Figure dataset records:
[Start]
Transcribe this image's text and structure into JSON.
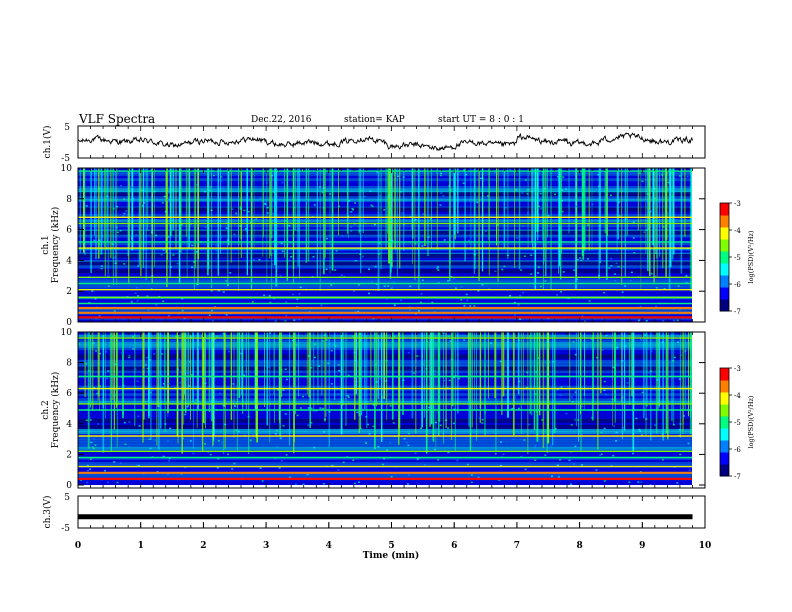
{
  "header": {
    "title": "VLF Spectra",
    "date": "Dec.22, 2016",
    "station": "station= KAP",
    "start": "start UT =  8 : 0  : 1"
  },
  "colors": {
    "colormap": [
      "#000080",
      "#0000ff",
      "#0080ff",
      "#00ffff",
      "#00ff80",
      "#80ff00",
      "#ffff00",
      "#ff8000",
      "#ff0000",
      "#ffffff"
    ],
    "trace": "#000000",
    "channel3_bar": "#000000"
  },
  "chart_data": [
    {
      "type": "line",
      "name": "ch1-waveform",
      "ylabel": "ch.1(V)",
      "ylim": [
        -5,
        5
      ],
      "yticks": [
        "5",
        "-5"
      ],
      "xlim": [
        0,
        10
      ],
      "baseline": 0.3,
      "notes_values": "noisy waveform oscillating roughly between -2 and +3 V; step shifts near 5 and 7 min"
    },
    {
      "type": "heatmap",
      "name": "ch1-spectrogram",
      "ylabel_top": "ch.1",
      "ylabel": "Frequency (kHz)",
      "ylim": [
        0,
        10
      ],
      "yticks": [
        "0",
        "2",
        "4",
        "6",
        "8",
        "10"
      ],
      "xlim": [
        0,
        9.8
      ],
      "colorbar": {
        "label": "log(PSD)(V²/Hz)",
        "range": [
          -7,
          -3
        ],
        "ticks": [
          "-3",
          "-4",
          "-5",
          "-6",
          "-7"
        ]
      },
      "bright_bands_khz": [
        0.3,
        0.6,
        0.9,
        1.2,
        1.6,
        2.1,
        2.5,
        2.9,
        4.8,
        5.2,
        6.4,
        6.8,
        9.8
      ],
      "dark_bands_khz": [
        3.3,
        3.8,
        4.3,
        5.8,
        7.3,
        8.3
      ]
    },
    {
      "type": "heatmap",
      "name": "ch2-spectrogram",
      "ylabel_top": "ch.2",
      "ylabel": "Frequency (kHz)",
      "ylim": [
        0,
        10
      ],
      "yticks": [
        "0",
        "2",
        "4",
        "6",
        "8",
        "10"
      ],
      "xlim": [
        0,
        9.8
      ],
      "colorbar": {
        "label": "log(PSD)(V²/Hz)",
        "range": [
          -7,
          -3
        ],
        "ticks": [
          "-3",
          "-4",
          "-5",
          "-6",
          "-7"
        ]
      },
      "bright_bands_khz": [
        0.4,
        0.8,
        1.2,
        1.8,
        2.2,
        3.2,
        4.9,
        5.3,
        6.3,
        7.1,
        9.6
      ],
      "dark_bands_khz": [
        3.8,
        4.2,
        7.6,
        8.4
      ]
    },
    {
      "type": "line",
      "name": "ch3-waveform",
      "ylabel": "ch.3(V)",
      "ylim": [
        -5,
        5
      ],
      "yticks": [
        "5",
        "-5"
      ],
      "xlim": [
        0,
        10
      ],
      "constant_value": -1.5
    }
  ],
  "xaxis": {
    "label": "Time (min)",
    "ticks": [
      "0",
      "1",
      "2",
      "3",
      "4",
      "5",
      "6",
      "7",
      "8",
      "9",
      "10"
    ]
  }
}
[End]
◆ THE EXERCISE: The records above need to be given again exactly. Omit the pictures.

◆ RESPONSE TO THIS EXERCISE:
Transcribe this image's text and structure into JSON.
{
  "header": {
    "title": "VLF Spectra",
    "date": "Dec.22, 2016",
    "station": "station= KAP",
    "start": "start UT =  8 : 0  : 1"
  },
  "colors": {
    "colormap": [
      "#000080",
      "#0000ff",
      "#0080ff",
      "#00ffff",
      "#00ff80",
      "#80ff00",
      "#ffff00",
      "#ff8000",
      "#ff0000",
      "#ffffff"
    ],
    "trace": "#000000",
    "channel3_bar": "#000000"
  },
  "chart_data": [
    {
      "type": "line",
      "name": "ch1-waveform",
      "ylabel": "ch.1(V)",
      "ylim": [
        -5,
        5
      ],
      "yticks": [
        "5",
        "-5"
      ],
      "xlim": [
        0,
        10
      ],
      "baseline": 0.3,
      "notes_values": "noisy waveform oscillating roughly between -2 and +3 V; step shifts near 5 and 7 min"
    },
    {
      "type": "heatmap",
      "name": "ch1-spectrogram",
      "ylabel_top": "ch.1",
      "ylabel": "Frequency (kHz)",
      "ylim": [
        0,
        10
      ],
      "yticks": [
        "0",
        "2",
        "4",
        "6",
        "8",
        "10"
      ],
      "xlim": [
        0,
        9.8
      ],
      "colorbar": {
        "label": "log(PSD)(V²/Hz)",
        "range": [
          -7,
          -3
        ],
        "ticks": [
          "-3",
          "-4",
          "-5",
          "-6",
          "-7"
        ]
      },
      "bright_bands_khz": [
        0.3,
        0.6,
        0.9,
        1.2,
        1.6,
        2.1,
        2.5,
        2.9,
        4.8,
        5.2,
        6.4,
        6.8,
        9.8
      ],
      "dark_bands_khz": [
        3.3,
        3.8,
        4.3,
        5.8,
        7.3,
        8.3
      ]
    },
    {
      "type": "heatmap",
      "name": "ch2-spectrogram",
      "ylabel_top": "ch.2",
      "ylabel": "Frequency (kHz)",
      "ylim": [
        0,
        10
      ],
      "yticks": [
        "0",
        "2",
        "4",
        "6",
        "8",
        "10"
      ],
      "xlim": [
        0,
        9.8
      ],
      "colorbar": {
        "label": "log(PSD)(V²/Hz)",
        "range": [
          -7,
          -3
        ],
        "ticks": [
          "-3",
          "-4",
          "-5",
          "-6",
          "-7"
        ]
      },
      "bright_bands_khz": [
        0.4,
        0.8,
        1.2,
        1.8,
        2.2,
        3.2,
        4.9,
        5.3,
        6.3,
        7.1,
        9.6
      ],
      "dark_bands_khz": [
        3.8,
        4.2,
        7.6,
        8.4
      ]
    },
    {
      "type": "line",
      "name": "ch3-waveform",
      "ylabel": "ch.3(V)",
      "ylim": [
        -5,
        5
      ],
      "yticks": [
        "5",
        "-5"
      ],
      "xlim": [
        0,
        10
      ],
      "constant_value": -1.5
    }
  ],
  "xaxis": {
    "label": "Time (min)",
    "ticks": [
      "0",
      "1",
      "2",
      "3",
      "4",
      "5",
      "6",
      "7",
      "8",
      "9",
      "10"
    ]
  }
}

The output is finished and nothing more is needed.